Task directions – Gather every line in the records below that contains the word "него".

Exercise input –
>> start

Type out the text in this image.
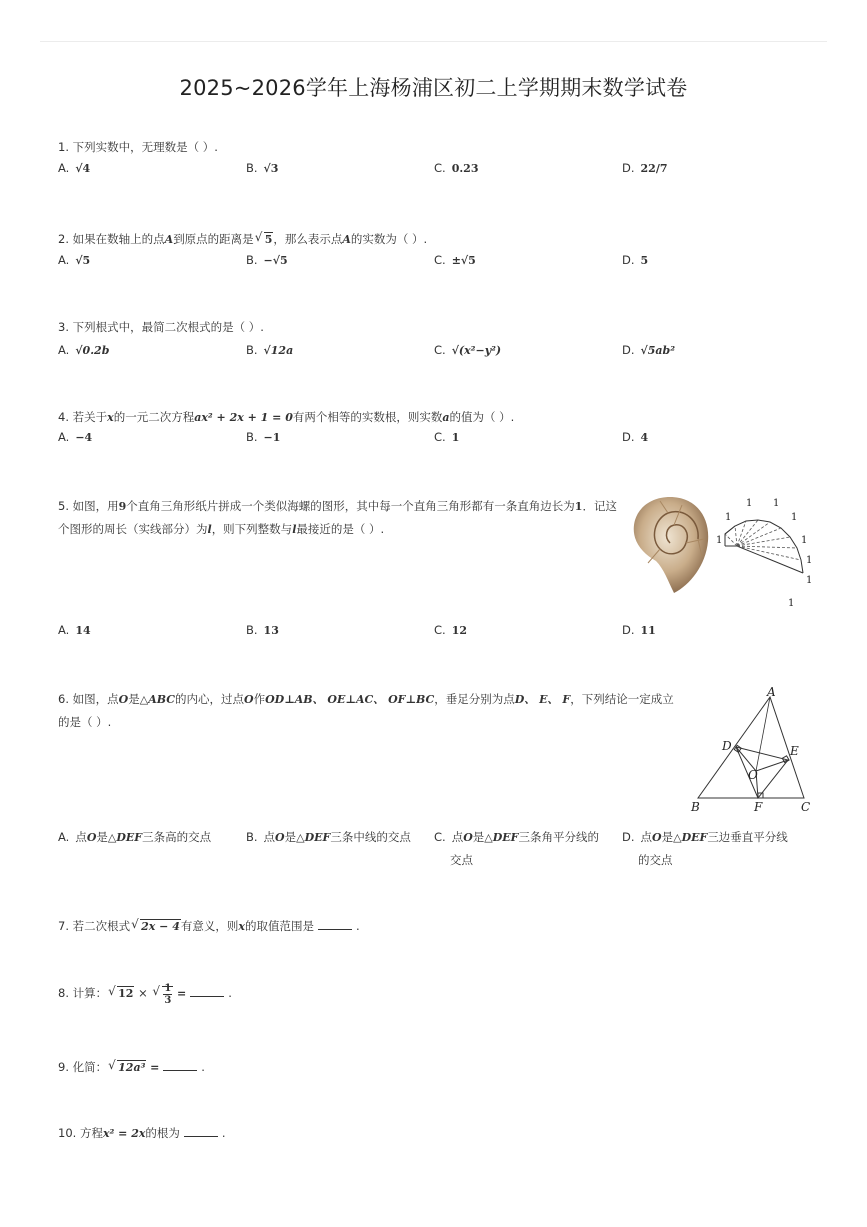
2025~2026学年上海杨浦区初二上学期期末数学试卷
1. 下列实数中，无理数是（ ）.
A. √4	B. √3	C. 0.23	D. 22/7
2. 如果在数轴上的点A到原点的距离是 √ 5，那么表示点A的实数为（ ）.
A. √5	B. −√5	C. ±√5	D. 5
3. 下列根式中，最简二次根式的是（ ）.
A. √0.2b	B. √12a	C. √(x²−y²)	D. √5ab²
4. 若关于x的一元二次方程ax² + 2x + 1 = 0有两个相等的实数根，则实数a的值为（ ）.
A. −4	B. −1	C. 1	D. 4
5. 如图，用9个直角三角形纸片拼成一个类似海螺的图形，其中每一个直角三角形都有一条直角边长为1．记这个图形的周长（实线部分）为l，则下列整数与l最接近的是（ ）.
A. 14	B. 13	C. 12	D. 11
1
1
1 1
1
1
1
1
1
6. 如图，点O是△ABC的内心，过点O作OD⊥AB、 OE⊥AC、 OF⊥BC，垂足分别为点D、 E、 F，下列结论一定成立的是（ ）.
A
D	E
O
B	F	C
A. 点O是△DEF三条高的交点	B. 点O是△DEF三条中线的交点 C. 点O是△DEF三条角平分线的
交点
D. 点O是△DEF三边垂直平分线
的交点
7. 若二次根式 √ 2x − 4有意义，则x的取值范围是	.
8. 计算： √ 12 × √ $\frac{1}{3}$ =	.
9. 化简： √ 12a³ =	.
10. 方程x² = 2x的根为	.
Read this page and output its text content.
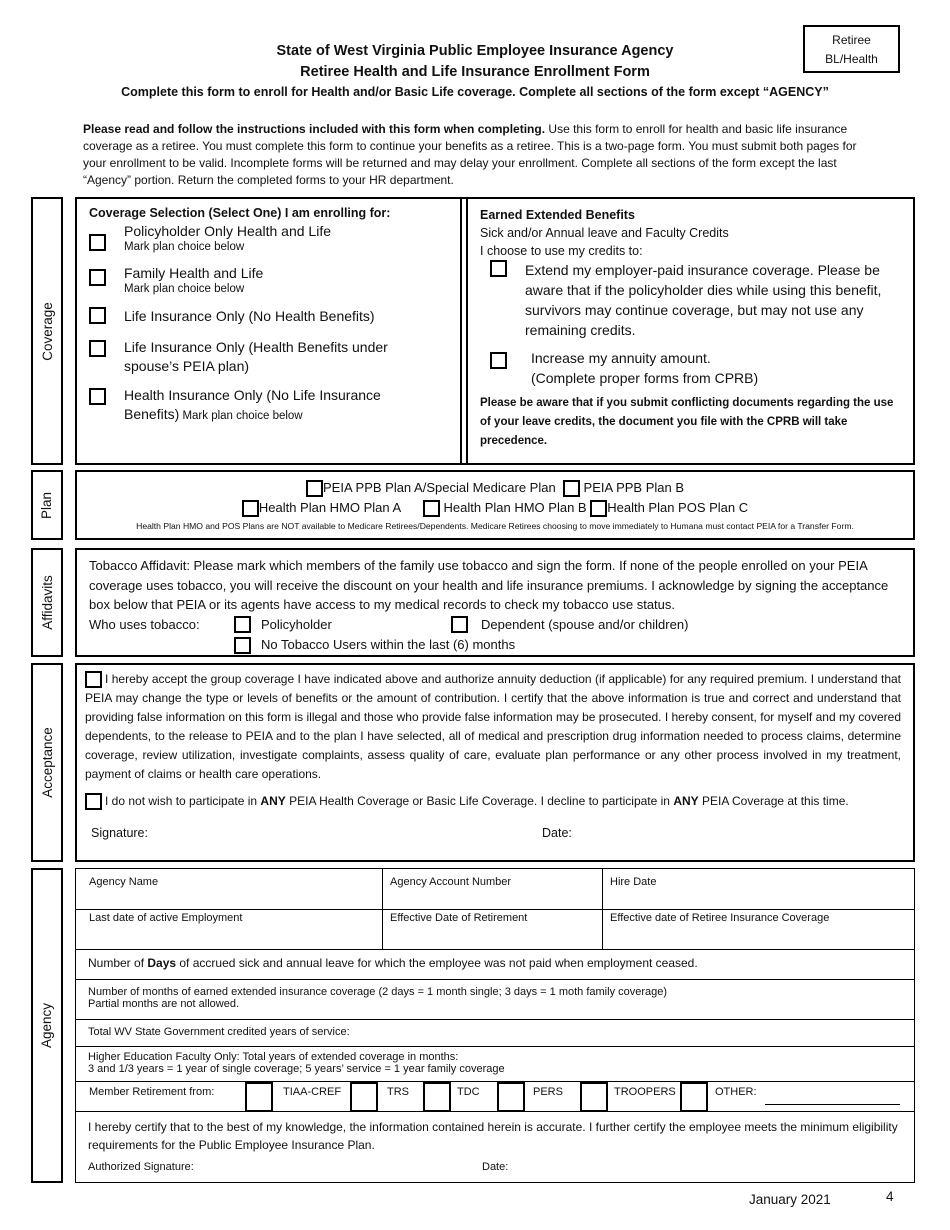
Retiree
BL/Health
State of West Virginia Public Employee Insurance Agency
Retiree Health and Life Insurance Enrollment Form
Complete this form to enroll for Health and/or Basic Life coverage. Complete all sections of the form except “AGENCY”
Please read and follow the instructions included with this form when completing. Use this form to enroll for health and basic life insurance coverage as a retiree. You must complete this form to continue your benefits as a retiree. This is a two-page form. You must submit both pages for your enrollment to be valid. Incomplete forms will be returned and may delay your enrollment. Complete all sections of the form except the last “Agency” portion. Return the completed forms to your HR department.
Coverage
Plan
Affidavits
Acceptance
Agency
Coverage Selection (Select One) I am enrolling for:
Policyholder Only Health and Life
Mark plan choice below
Family Health and Life
Mark plan choice below
Life Insurance Only (No Health Benefits)
Life Insurance Only (Health Benefits under spouse’s PEIA plan)
Health Insurance Only (No Life Insurance Benefits) Mark plan choice below
Earned Extended Benefits
Sick and/or Annual leave and Faculty Credits
I choose to use my credits to:
Extend my employer-paid insurance coverage. Please be aware that if the policyholder dies while using this benefit, survivors may continue coverage, but may not use any remaining credits.
Increase my annuity amount.
(Complete proper forms from CPRB)
Please be aware that if you submit conflicting documents regarding the use of your leave credits, the document you file with the CPRB will take precedence.
PEIA PPB Plan A/Special Medicare Plan PEIA PPB Plan B
Health Plan HMO Plan A	Health Plan HMO Plan B Health Plan POS Plan C
Health Plan HMO and POS Plans are NOT available to Medicare Retirees/Dependents. Medicare Retirees choosing to move immediately to Humana must contact PEIA for a Transfer Form.
Tobacco Affidavit: Please mark which members of the family use tobacco and sign the form. If none of the people enrolled on your PEIA coverage uses tobacco, you will receive the discount on your health and life insurance premiums. I acknowledge by signing the acceptance box below that PEIA or its agents have access to my medical records to check my tobacco use status.
Who uses tobacco:	Policyholder	Dependent (spouse and/or children)
No Tobacco Users within the last (6) months
I hereby accept the group coverage I have indicated above and authorize annuity deduction (if applicable) for any required premium. I understand that PEIA may change the type or levels of benefits or the amount of contribution. I certify that the above information is true and correct and understand that providing false information on this form is illegal and those who provide false information may be prosecuted. I hereby consent, for myself and my covered dependents, to the release to PEIA and to the plan I have selected, all of medical and prescription drug information needed to process claims, determine coverage, review utilization, investigate complaints, assess quality of care, evaluate plan performance or any other process involved in my treatment, payment of claims or health care operations.
I do not wish to participate in ANY PEIA Health Coverage or Basic Life Coverage. I decline to participate in ANY PEIA Coverage at this time.
Signature:	Date:
Agency Name	Agency Account Number	Hire Date
Last date of active Employment	Effective Date of Retirement	Effective date of Retiree Insurance Coverage
Number of Days of accrued sick and annual leave for which the employee was not paid when employment ceased.
Number of months of earned extended insurance coverage (2 days = 1 month single; 3 days = 1 moth family coverage)
Partial months are not allowed.
Total WV State Government credited years of service:
Higher Education Faculty Only: Total years of extended coverage in months:
3 and 1/3 years = 1 year of single coverage; 5 years’ service = 1 year family coverage
Member Retirement from:	TIAA-CREF	TRS	TDC	PERS	TROOPERS	OTHER:
I hereby certify that to the best of my knowledge, the information contained herein is accurate. I further certify the employee meets the minimum eligibility requirements for the Public Employee Insurance Plan.
Authorized Signature:	Date:
January 2021	4
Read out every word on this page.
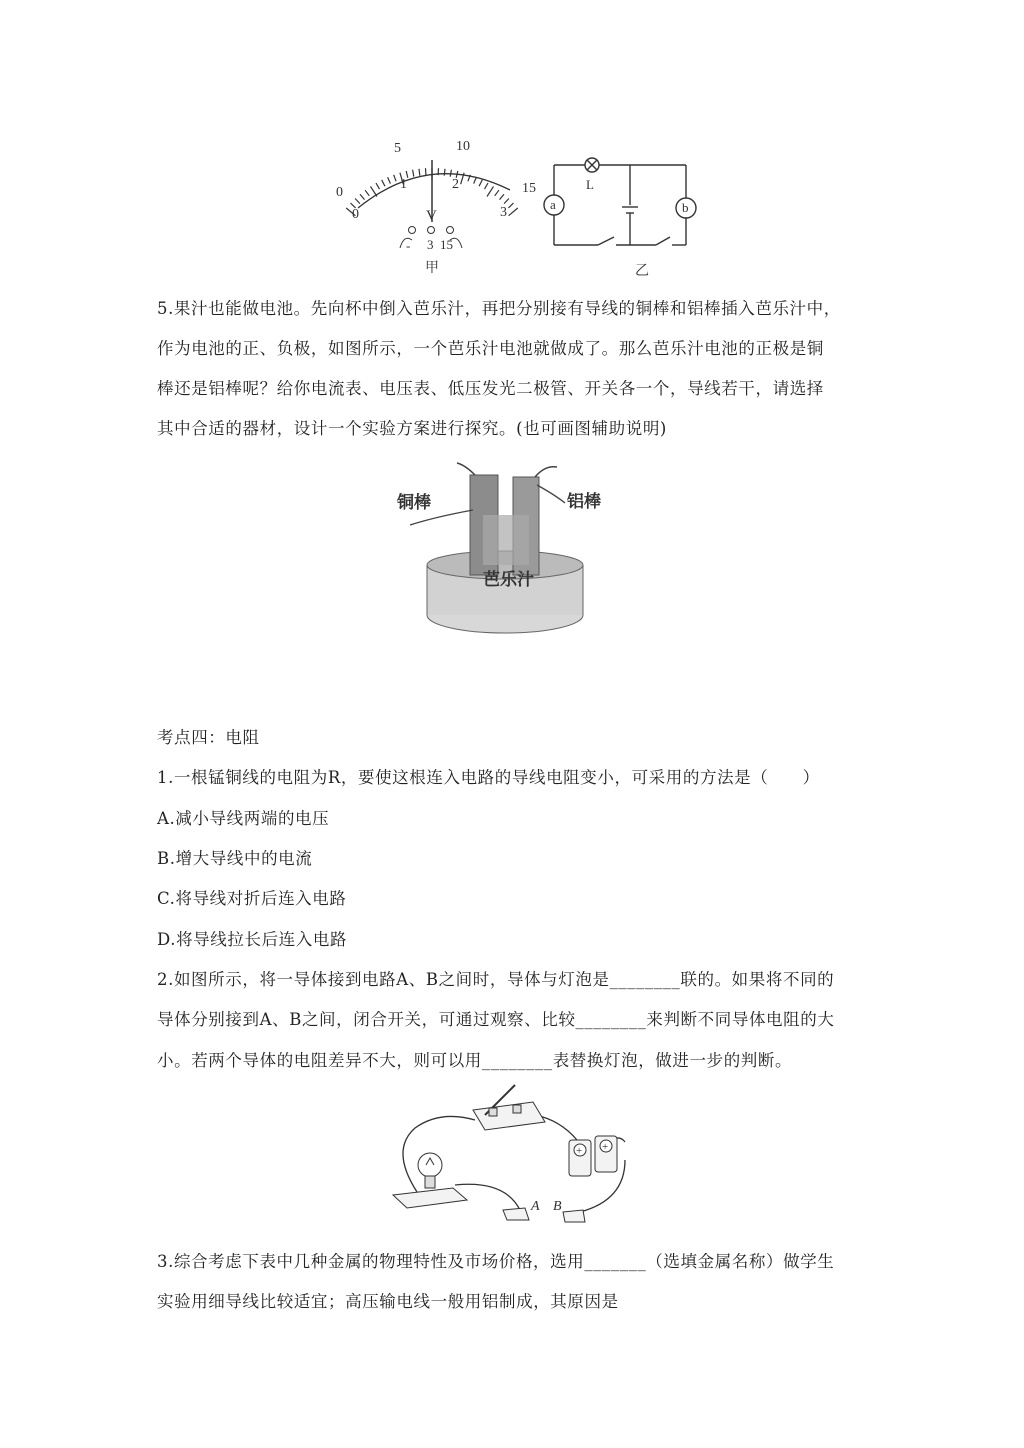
0
5	10
15
0
1	2
3
V
- 3 15
甲
L
a	b
乙
5.果汁也能做电池。先向杯中倒入芭乐汁，再把分别接有导线的铜棒和铝棒插入芭乐汁中，
作为电池的正、负极，如图所示，一个芭乐汁电池就做成了。那么芭乐汁电池的正极是铜
棒还是铝棒呢？给你电流表、电压表、低压发光二极管、开关各一个，导线若干，请选择
其中合适的器材，设计一个实验方案进行探究。(也可画图辅助说明)
铜棒	铝棒
芭乐汁
考点四：电阻
1.一根锰铜线的电阻为R，要使这根连入电路的导线电阻变小，可采用的方法是（　　）
A.减小导线两端的电压
B.增大导线中的电流
C.将导线对折后连入电路
D.将导线拉长后连入电路
2.如图所示，将一导体接到电路A、B之间时，导体与灯泡是________联的。如果将不同的
导体分别接到A、B之间，闭合开关，可通过观察、比较________来判断不同导体电阻的大
小。若两个导体的电阻差异不大，则可以用________表替换灯泡，做进一步的判断。
+ +
A B
3.综合考虑下表中几种金属的物理特性及市场价格，选用_______（选填金属名称）做学生
实验用细导线比较适宜；高压输电线一般用铝制成，其原因是
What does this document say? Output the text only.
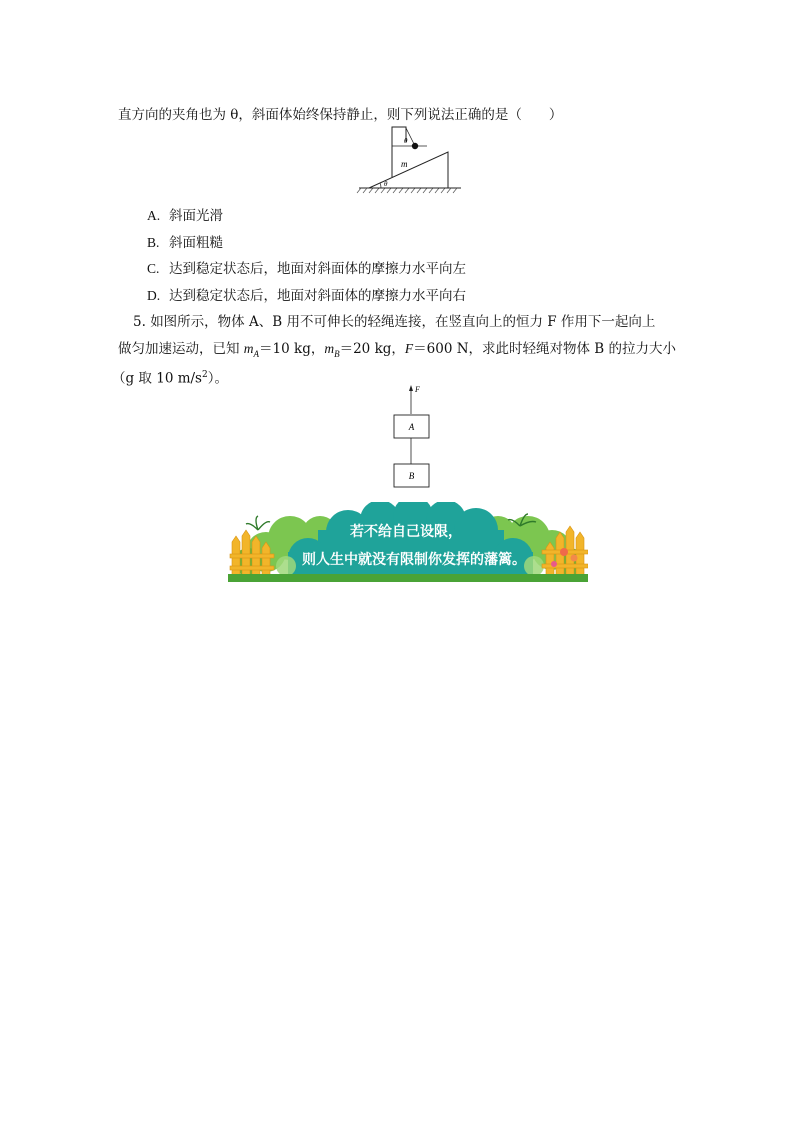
直方向的夹角也为 θ，斜面体始终保持静止，则下列说法正确的是（　　）
θ
m
θ
A. 斜面光滑
B. 斜面粗糙
C. 达到稳定状态后，地面对斜面体的摩擦力水平向左
D. 达到稳定状态后，地面对斜面体的摩擦力水平向右
5. 如图所示，物体 A、B 用不可伸长的轻绳连接，在竖直向上的恒力 F 作用下一起向上
做匀加速运动，已知 $m_A=10$ kg，$m_B=20$ kg，F＝600 N，求此时轻绳对物体 B 的拉力大小
（g 取 10 $m/s^2$）。
F
A
B
若不给自己设限，
则人生中就没有限制你发挥的藩篱。
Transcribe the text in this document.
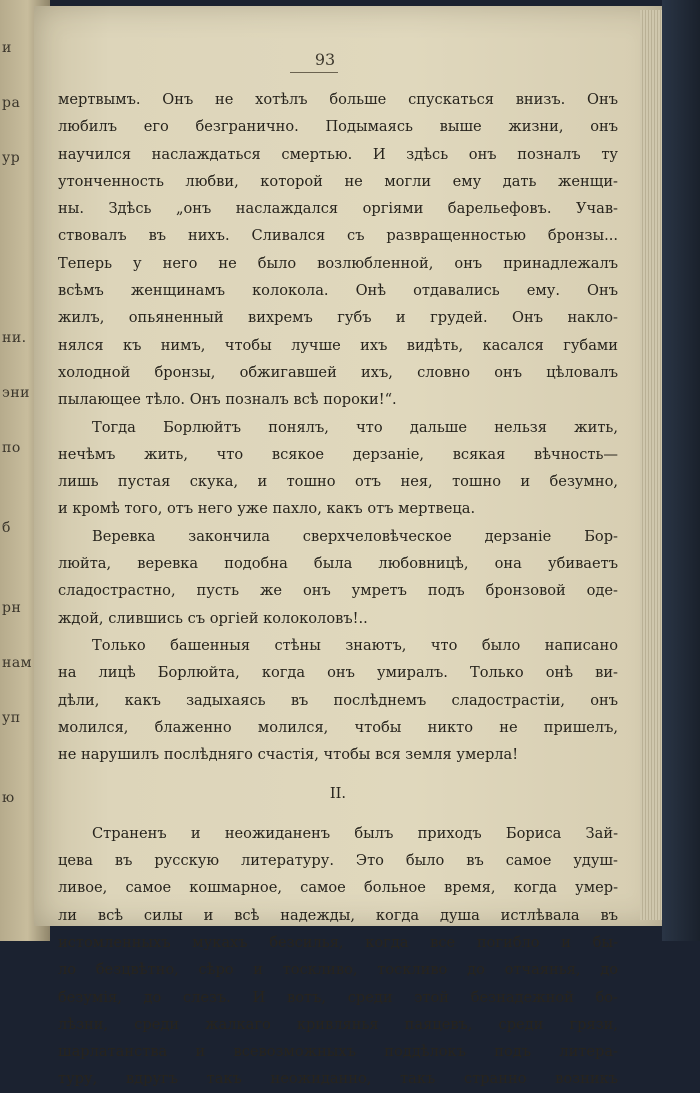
и
ра
ур
ни.
эни
по
б
рн
нам
уп
ю
93
мертвымъ. Онъ не хотѣлъ больше спускаться внизъ. Онъ
любилъ его безгранично. Подымаясь выше жизни, онъ
научился наслаждаться смертью. И здѣсь онъ позналъ ту
утонченность любви, которой не могли ему дать женщи-
ны. Здѣсь „онъ наслаждался оргіями барельефовъ. Учав-
ствовалъ въ нихъ. Сливался съ развращенностью бронзы...
Теперь у него не было возлюбленной, онъ принадлежалъ
всѣмъ женщинамъ колокола. Онѣ отдавались ему. Онъ
жилъ, опьяненный вихремъ губъ и грудей. Онъ накло-
нялся къ нимъ, чтобы лучше ихъ видѣть, касался губами
холодной бронзы, обжигавшей ихъ, словно онъ цѣловалъ
пылающее тѣло. Онъ позналъ всѣ пороки!“.
Тогда Борлюйтъ понялъ, что дальше нельзя жить,
нечѣмъ жить, что всякое дерзаніе, всякая вѣчность—
лишь пустая скука, и тошно отъ нея, тошно и безумно,
и кромѣ того, отъ него уже пахло, какъ отъ мертвеца.
Веревка закончила сверхчеловѣческое дерзаніе Бор-
люйта, веревка подобна была любовницѣ, она убиваетъ
сладострастно, пусть же онъ умретъ подъ бронзовой оде-
ждой, слившись съ оргіей колоколовъ!..
Только башенныя стѣны знаютъ, что было написано
на лицѣ Борлюйта, когда онъ умиралъ. Только онѣ ви-
дѣли, какъ задыхаясь въ послѣднемъ сладострастіи, онъ
молился, блаженно молился, чтобы никто не пришелъ,
не нарушилъ послѣдняго счастія, чтобы вся земля умерла!
II.
Страненъ и неожиданенъ былъ приходъ Бориса Зай-
цева въ русскую литературу. Это было въ самое удуш-
ливое, самое кошмарное, самое больное время, когда умер-
ли всѣ силы и всѣ надежды, когда душа истлѣвала въ
истомленныхъ мукахъ безсилья, когда все погибло и бы-
ло безцвѣтно, сѣро и тоскливо, тоскливо до отчаянья, до
безумія, до слезъ. И вотъ, среди этой безнадежной бо-
лѣзни, среди жалкаго кривлянья паяцевъ, среди грязи,
шарлатанства и всевозможныхъ поддѣлокъ подъ литера-
туру, вдругъ такъ неожиданно, такъ странно возникъ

>> end

Response to the exercise –
Теперь у него не было возлюбленной, онъ принадлежалъ
и кромѣ того, отъ него уже пахло, какъ отъ мертвеца.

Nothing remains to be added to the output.